— Begin Data rows —

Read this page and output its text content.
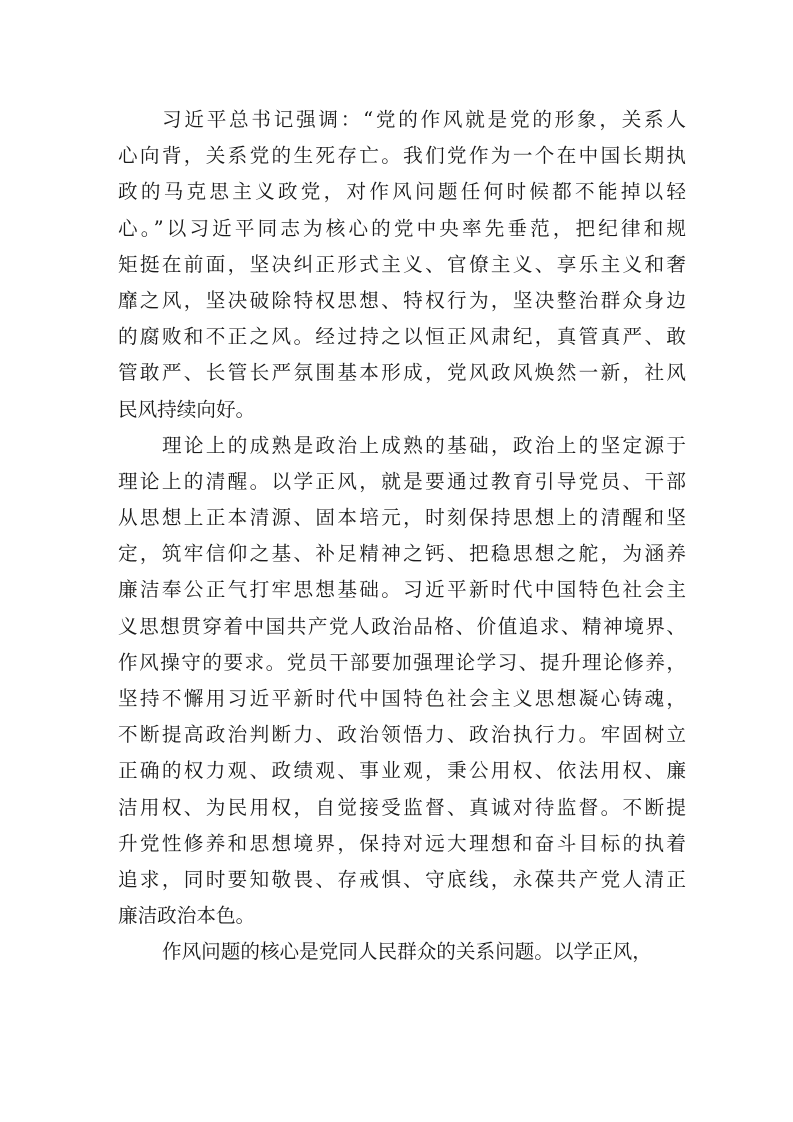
习近平总书记强调：“党的作风就是党的形象，关系人
心向背，关系党的生死存亡。我们党作为一个在中国长期执
政的马克思主义政党，对作风问题任何时候都不能掉以轻
心。”以习近平同志为核心的党中央率先垂范，把纪律和规
矩挺在前面，坚决纠正形式主义、官僚主义、享乐主义和奢
靡之风，坚决破除特权思想、特权行为，坚决整治群众身边
的腐败和不正之风。经过持之以恒正风肃纪，真管真严、敢
管敢严、长管长严氛围基本形成，党风政风焕然一新，社风
民风持续向好。
理论上的成熟是政治上成熟的基础，政治上的坚定源于
理论上的清醒。以学正风，就是要通过教育引导党员、干部
从思想上正本清源、固本培元，时刻保持思想上的清醒和坚
定，筑牢信仰之基、补足精神之钙、把稳思想之舵，为涵养
廉洁奉公正气打牢思想基础。习近平新时代中国特色社会主
义思想贯穿着中国共产党人政治品格、价值追求、精神境界、
作风操守的要求。党员干部要加强理论学习、提升理论修养，
坚持不懈用习近平新时代中国特色社会主义思想凝心铸魂，
不断提高政治判断力、政治领悟力、政治执行力。牢固树立
正确的权力观、政绩观、事业观，秉公用权、依法用权、廉
洁用权、为民用权，自觉接受监督、真诚对待监督。不断提
升党性修养和思想境界，保持对远大理想和奋斗目标的执着
追求，同时要知敬畏、存戒惧、守底线，永葆共产党人清正
廉洁政治本色。
作风问题的核心是党同人民群众的关系问题。以学正风，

— End Data rows —

Exercise instructions:
What is the number of lines in the listing that include the word "以学正风"? Give that number and nothing else.

Completed exercise:
2